Required work:
Restate all of the entries exactly, dropping any pictures they hold.

Information given:
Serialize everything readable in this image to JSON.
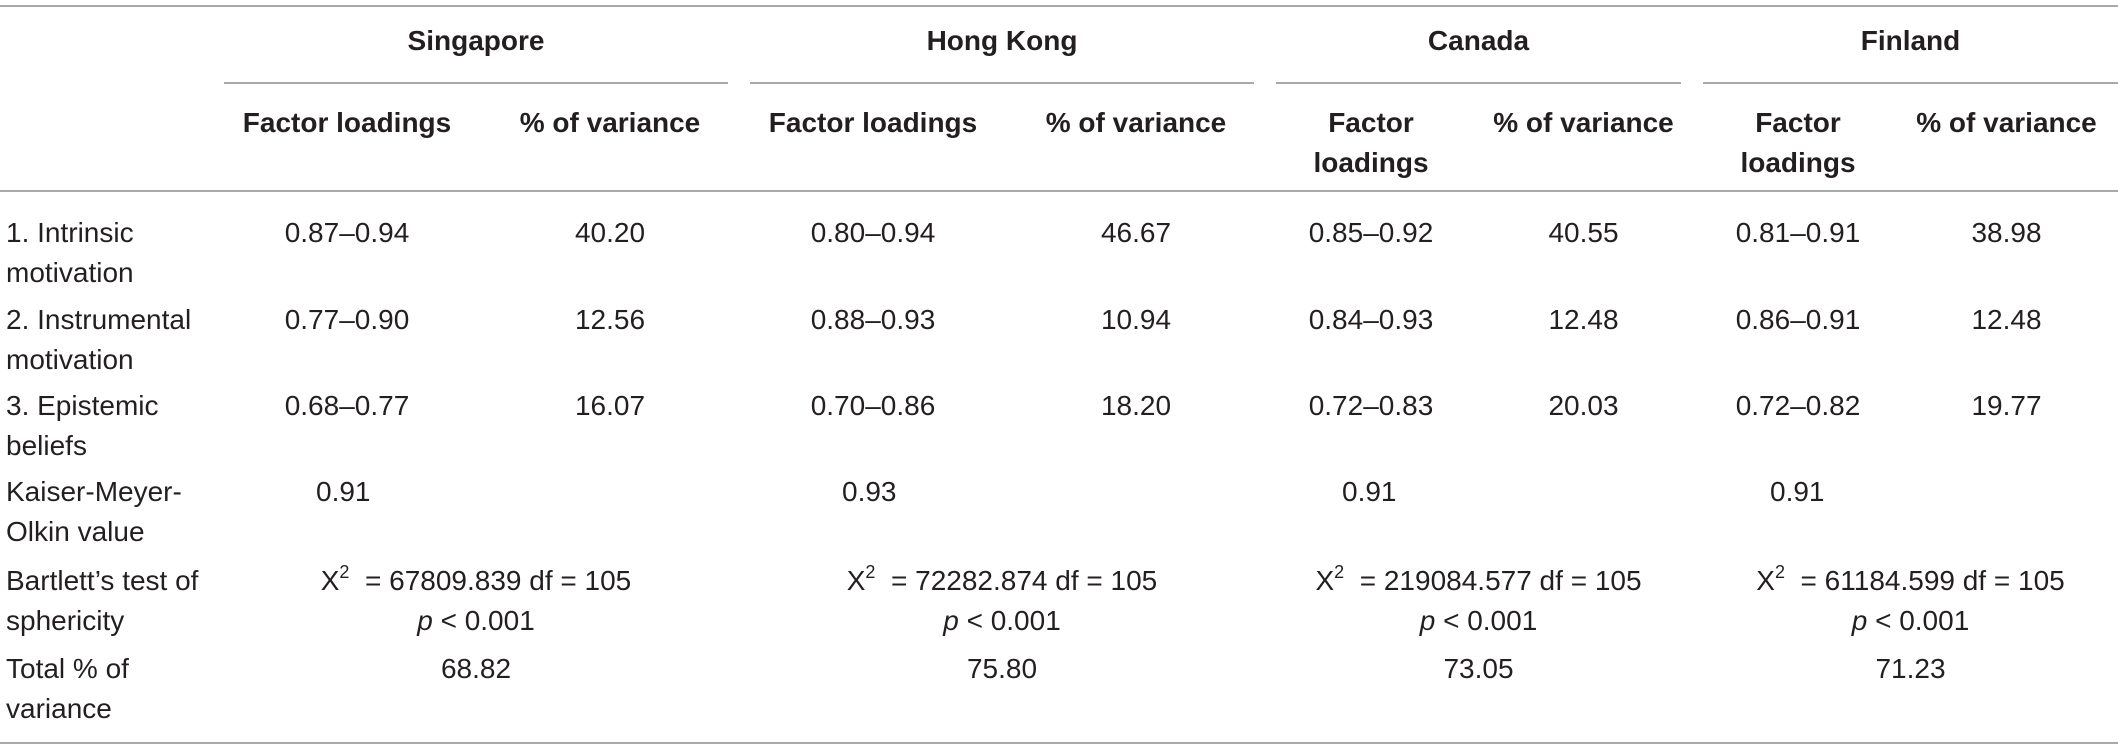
{
  "countries": [
    "Singapore",
    "Hong Kong",
    "Canada",
    "Finland"
  ],
  "sub_headers": {
    "factor_loadings": "Factor loadings",
    "factor_line1": "Factor",
    "factor_line2": "loadings",
    "variance": "% of variance"
  },
  "rows": [
    {
      "label1": "1. Intrinsic",
      "label2": "motivation",
      "cells": [
        "0.87–0.94",
        "40.20",
        "0.80–0.94",
        "46.67",
        "0.85–0.92",
        "40.55",
        "0.81–0.91",
        "38.98"
      ]
    },
    {
      "label1": "2. Instrumental",
      "label2": "motivation",
      "cells": [
        "0.77–0.90",
        "12.56",
        "0.88–0.93",
        "10.94",
        "0.84–0.93",
        "12.48",
        "0.86–0.91",
        "12.48"
      ]
    },
    {
      "label1": "3. Epistemic",
      "label2": "beliefs",
      "cells": [
        "0.68–0.77",
        "16.07",
        "0.70–0.86",
        "18.20",
        "0.72–0.83",
        "20.03",
        "0.72–0.82",
        "19.77"
      ]
    }
  ],
  "kmo": {
    "label1": "Kaiser-Meyer-",
    "label2": "Olkin value",
    "values": [
      "0.91",
      "0.93",
      "0.91",
      "0.91"
    ]
  },
  "bartlett": {
    "label1": "Bartlett’s test of",
    "label2": "sphericity",
    "x": "X",
    "sup": "2",
    "stats": [
      "= 67809.839 df = 105",
      "= 72282.874 df = 105",
      "= 219084.577 df = 105",
      "= 61184.599 df = 105"
    ],
    "p": "p",
    "p_value": "< 0.001"
  },
  "total": {
    "label1": "Total % of",
    "label2": "variance",
    "values": [
      "68.82",
      "75.80",
      "73.05",
      "71.23"
    ]
  }
}
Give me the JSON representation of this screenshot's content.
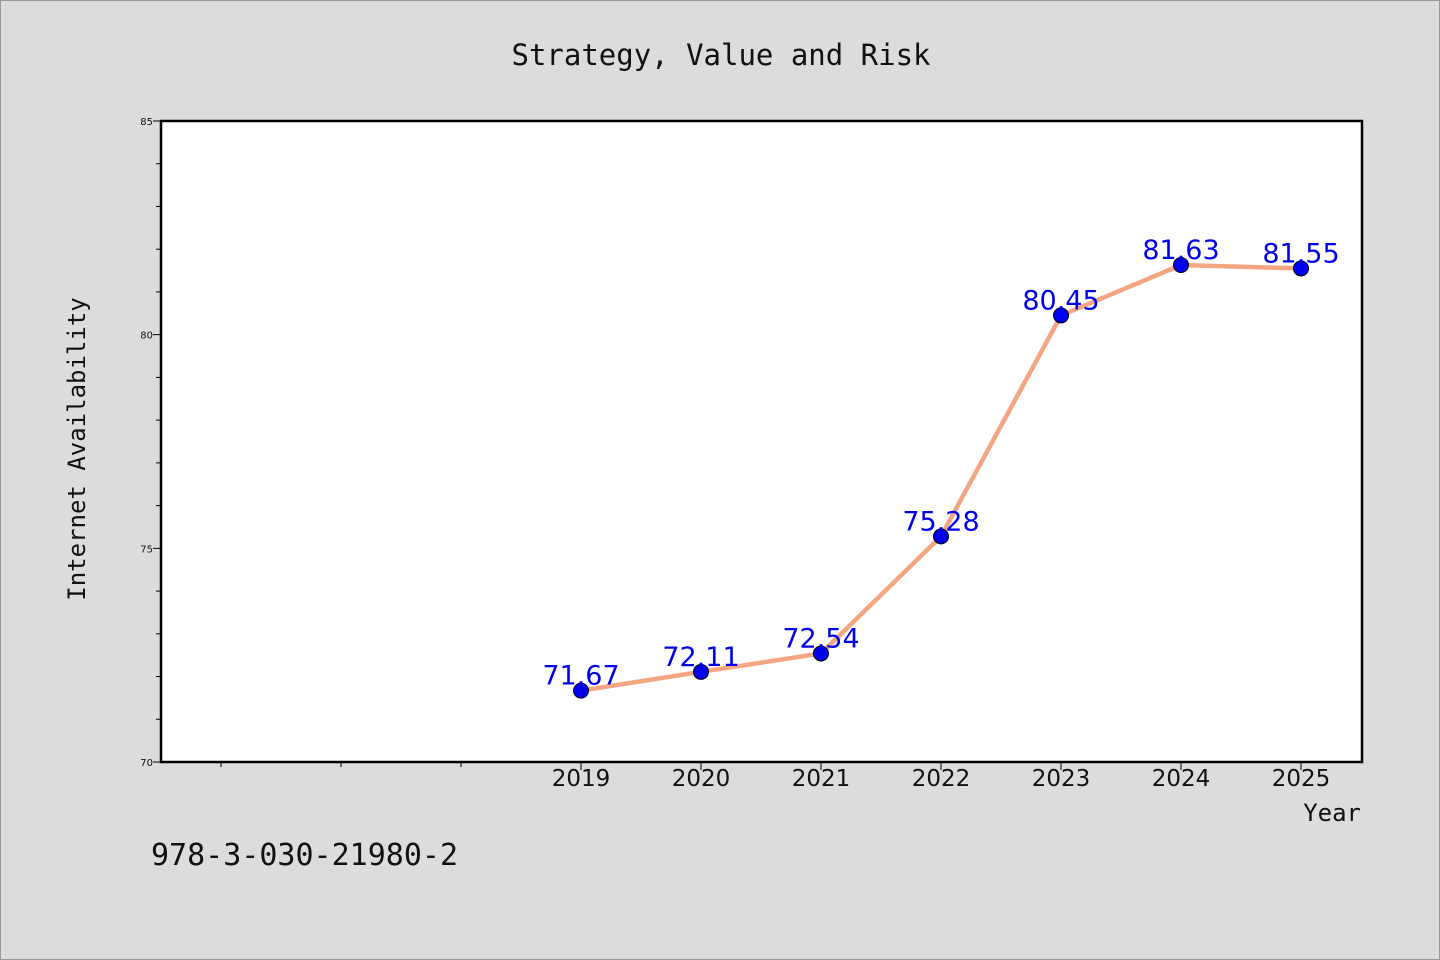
{
  "chart_data": {
    "type": "line",
    "title": "Strategy, Value and Risk",
    "xlabel": "Year",
    "ylabel": "Internet Availability",
    "categories": [
      "2019",
      "2020",
      "2021",
      "2022",
      "2023",
      "2024",
      "2025"
    ],
    "values": [
      71.67,
      72.11,
      72.54,
      75.28,
      80.45,
      81.63,
      81.55
    ],
    "data_labels": [
      "71.67",
      "72.11",
      "72.54",
      "75.28",
      "80.45",
      "81.63",
      "81.55"
    ],
    "ylim": [
      70,
      85
    ],
    "y_ticks": [
      "70",
      "75",
      "80",
      "85"
    ],
    "grid": false,
    "line_color": "#f4a582",
    "marker_color": "#0000ee",
    "label_color": "#0000ee"
  },
  "annotation": {
    "isbn": "978-3-030-21980-2"
  }
}
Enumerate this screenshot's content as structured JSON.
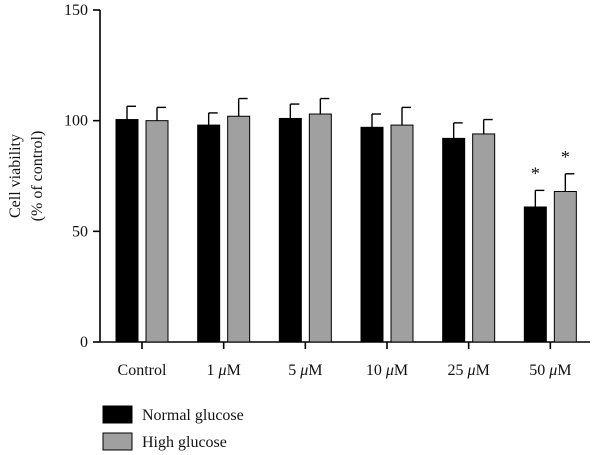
{
  "chart_data": {
    "type": "bar",
    "title": "",
    "xlabel": "",
    "ylabel_lines": [
      "Cell viability",
      "(% of control)"
    ],
    "categories": [
      "Control",
      "1 μM",
      "5 μM",
      "10 μM",
      "25 μM",
      "50 μM"
    ],
    "ylim": [
      0,
      150
    ],
    "yticks": [
      0,
      50,
      100,
      150
    ],
    "grid": false,
    "legend_position": "bottom-left",
    "series": [
      {
        "name": "Normal glucose",
        "color": "#000000",
        "values": [
          100.5,
          98,
          101,
          97,
          92,
          61
        ],
        "errors": [
          6,
          5.5,
          6.5,
          6,
          7,
          7.5
        ],
        "annotations": [
          "",
          "",
          "",
          "",
          "",
          "*"
        ]
      },
      {
        "name": "High glucose",
        "color": "#a0a0a0",
        "values": [
          100,
          102,
          103,
          98,
          94,
          68
        ],
        "errors": [
          6,
          8,
          7,
          8,
          6.5,
          8
        ],
        "annotations": [
          "",
          "",
          "",
          "",
          "",
          "*"
        ]
      }
    ]
  }
}
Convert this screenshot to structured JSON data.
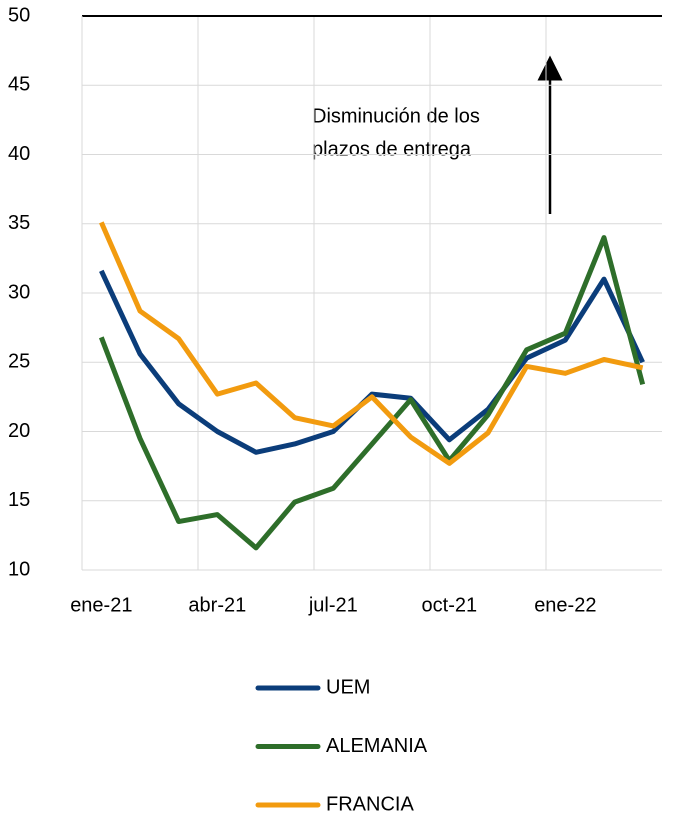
{
  "chart_data": {
    "type": "line",
    "categories": [
      "ene-21",
      null,
      null,
      "abr-21",
      null,
      null,
      "jul-21",
      null,
      null,
      "oct-21",
      null,
      null,
      "ene-22",
      null,
      null
    ],
    "series": [
      {
        "name": "UEM",
        "color": "#0b3d7a",
        "values": [
          31.6,
          25.6,
          22.0,
          20.0,
          18.5,
          19.1,
          20.0,
          22.7,
          22.4,
          19.4,
          21.6,
          25.3,
          26.6,
          31.0,
          25.0
        ]
      },
      {
        "name": "ALEMANIA",
        "color": "#2e6e2a",
        "values": [
          26.8,
          19.5,
          13.5,
          14.0,
          11.6,
          14.9,
          15.9,
          19.1,
          22.3,
          17.9,
          21.2,
          25.9,
          27.1,
          34.0,
          23.4
        ]
      },
      {
        "name": "FRANCIA",
        "color": "#f29b0f",
        "values": [
          35.1,
          28.7,
          26.7,
          22.7,
          23.5,
          21.0,
          20.4,
          22.5,
          19.6,
          17.7,
          19.9,
          24.7,
          24.2,
          25.2,
          24.6
        ]
      }
    ],
    "annotation": [
      "Disminución de los",
      "plazos de entrega"
    ],
    "ylim": [
      10,
      50
    ],
    "yticks": [
      10,
      15,
      20,
      25,
      30,
      35,
      40,
      45,
      50
    ],
    "grid": true
  }
}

Answer for the task:
Serialize everything readable in this image to JSON.
{
  "countries": [
    "Singapore",
    "Hong Kong",
    "Canada",
    "Finland"
  ],
  "sub_headers": {
    "factor_loadings": "Factor loadings",
    "factor_line1": "Factor",
    "factor_line2": "loadings",
    "variance": "% of variance"
  },
  "rows": [
    {
      "label1": "1. Intrinsic",
      "label2": "motivation",
      "cells": [
        "0.87–0.94",
        "40.20",
        "0.80–0.94",
        "46.67",
        "0.85–0.92",
        "40.55",
        "0.81–0.91",
        "38.98"
      ]
    },
    {
      "label1": "2. Instrumental",
      "label2": "motivation",
      "cells": [
        "0.77–0.90",
        "12.56",
        "0.88–0.93",
        "10.94",
        "0.84–0.93",
        "12.48",
        "0.86–0.91",
        "12.48"
      ]
    },
    {
      "label1": "3. Epistemic",
      "label2": "beliefs",
      "cells": [
        "0.68–0.77",
        "16.07",
        "0.70–0.86",
        "18.20",
        "0.72–0.83",
        "20.03",
        "0.72–0.82",
        "19.77"
      ]
    }
  ],
  "kmo": {
    "label1": "Kaiser-Meyer-",
    "label2": "Olkin value",
    "values": [
      "0.91",
      "0.93",
      "0.91",
      "0.91"
    ]
  },
  "bartlett": {
    "label1": "Bartlett’s test of",
    "label2": "sphericity",
    "x": "X",
    "sup": "2",
    "stats": [
      "= 67809.839 df = 105",
      "= 72282.874 df = 105",
      "= 219084.577 df = 105",
      "= 61184.599 df = 105"
    ],
    "p": "p",
    "p_value": "< 0.001"
  },
  "total": {
    "label1": "Total % of",
    "label2": "variance",
    "values": [
      "68.82",
      "75.80",
      "73.05",
      "71.23"
    ]
  }
}
Give me the JSON representation of this screenshot's content.
{
  "chart_data": {
    "type": "line",
    "title": "Strategy, Value and Risk",
    "xlabel": "Year",
    "ylabel": "Internet Availability",
    "categories": [
      "2019",
      "2020",
      "2021",
      "2022",
      "2023",
      "2024",
      "2025"
    ],
    "values": [
      71.67,
      72.11,
      72.54,
      75.28,
      80.45,
      81.63,
      81.55
    ],
    "data_labels": [
      "71.67",
      "72.11",
      "72.54",
      "75.28",
      "80.45",
      "81.63",
      "81.55"
    ],
    "ylim": [
      70,
      85
    ],
    "y_ticks": [
      "70",
      "75",
      "80",
      "85"
    ],
    "grid": false,
    "line_color": "#f4a582",
    "marker_color": "#0000ee",
    "label_color": "#0000ee"
  },
  "annotation": {
    "isbn": "978-3-030-21980-2"
  }
}
Enumerate this screenshot's content as structured JSON.
{
  "chart_data": {
    "type": "bar",
    "title": "",
    "xlabel": "",
    "ylabel_lines": [
      "Cell viability",
      "(% of control)"
    ],
    "categories": [
      "Control",
      "1 μM",
      "5 μM",
      "10 μM",
      "25 μM",
      "50 μM"
    ],
    "ylim": [
      0,
      150
    ],
    "yticks": [
      0,
      50,
      100,
      150
    ],
    "grid": false,
    "legend_position": "bottom-left",
    "series": [
      {
        "name": "Normal glucose",
        "color": "#000000",
        "values": [
          100.5,
          98,
          101,
          97,
          92,
          61
        ],
        "errors": [
          6,
          5.5,
          6.5,
          6,
          7,
          7.5
        ],
        "annotations": [
          "",
          "",
          "",
          "",
          "",
          "*"
        ]
      },
      {
        "name": "High glucose",
        "color": "#a0a0a0",
        "values": [
          100,
          102,
          103,
          98,
          94,
          68
        ],
        "errors": [
          6,
          8,
          7,
          8,
          6.5,
          8
        ],
        "annotations": [
          "",
          "",
          "",
          "",
          "",
          "*"
        ]
      }
    ]
  }
}
Convert this screenshot to structured JSON data.
{
  "chart_data": {
    "type": "line",
    "categories": [
      "ene-21",
      null,
      null,
      "abr-21",
      null,
      null,
      "jul-21",
      null,
      null,
      "oct-21",
      null,
      null,
      "ene-22",
      null,
      null
    ],
    "series": [
      {
        "name": "UEM",
        "color": "#0b3d7a",
        "values": [
          31.6,
          25.6,
          22.0,
          20.0,
          18.5,
          19.1,
          20.0,
          22.7,
          22.4,
          19.4,
          21.6,
          25.3,
          26.6,
          31.0,
          25.0
        ]
      },
      {
        "name": "ALEMANIA",
        "color": "#2e6e2a",
        "values": [
          26.8,
          19.5,
          13.5,
          14.0,
          11.6,
          14.9,
          15.9,
          19.1,
          22.3,
          17.9,
          21.2,
          25.9,
          27.1,
          34.0,
          23.4
        ]
      },
      {
        "name": "FRANCIA",
        "color": "#f29b0f",
        "values": [
          35.1,
          28.7,
          26.7,
          22.7,
          23.5,
          21.0,
          20.4,
          22.5,
          19.6,
          17.7,
          19.9,
          24.7,
          24.2,
          25.2,
          24.6
        ]
      }
    ],
    "annotation": [
      "Disminución de los",
      "plazos de entrega"
    ],
    "ylim": [
      10,
      50
    ],
    "yticks": [
      10,
      15,
      20,
      25,
      30,
      35,
      40,
      45,
      50
    ],
    "grid": true
  }
}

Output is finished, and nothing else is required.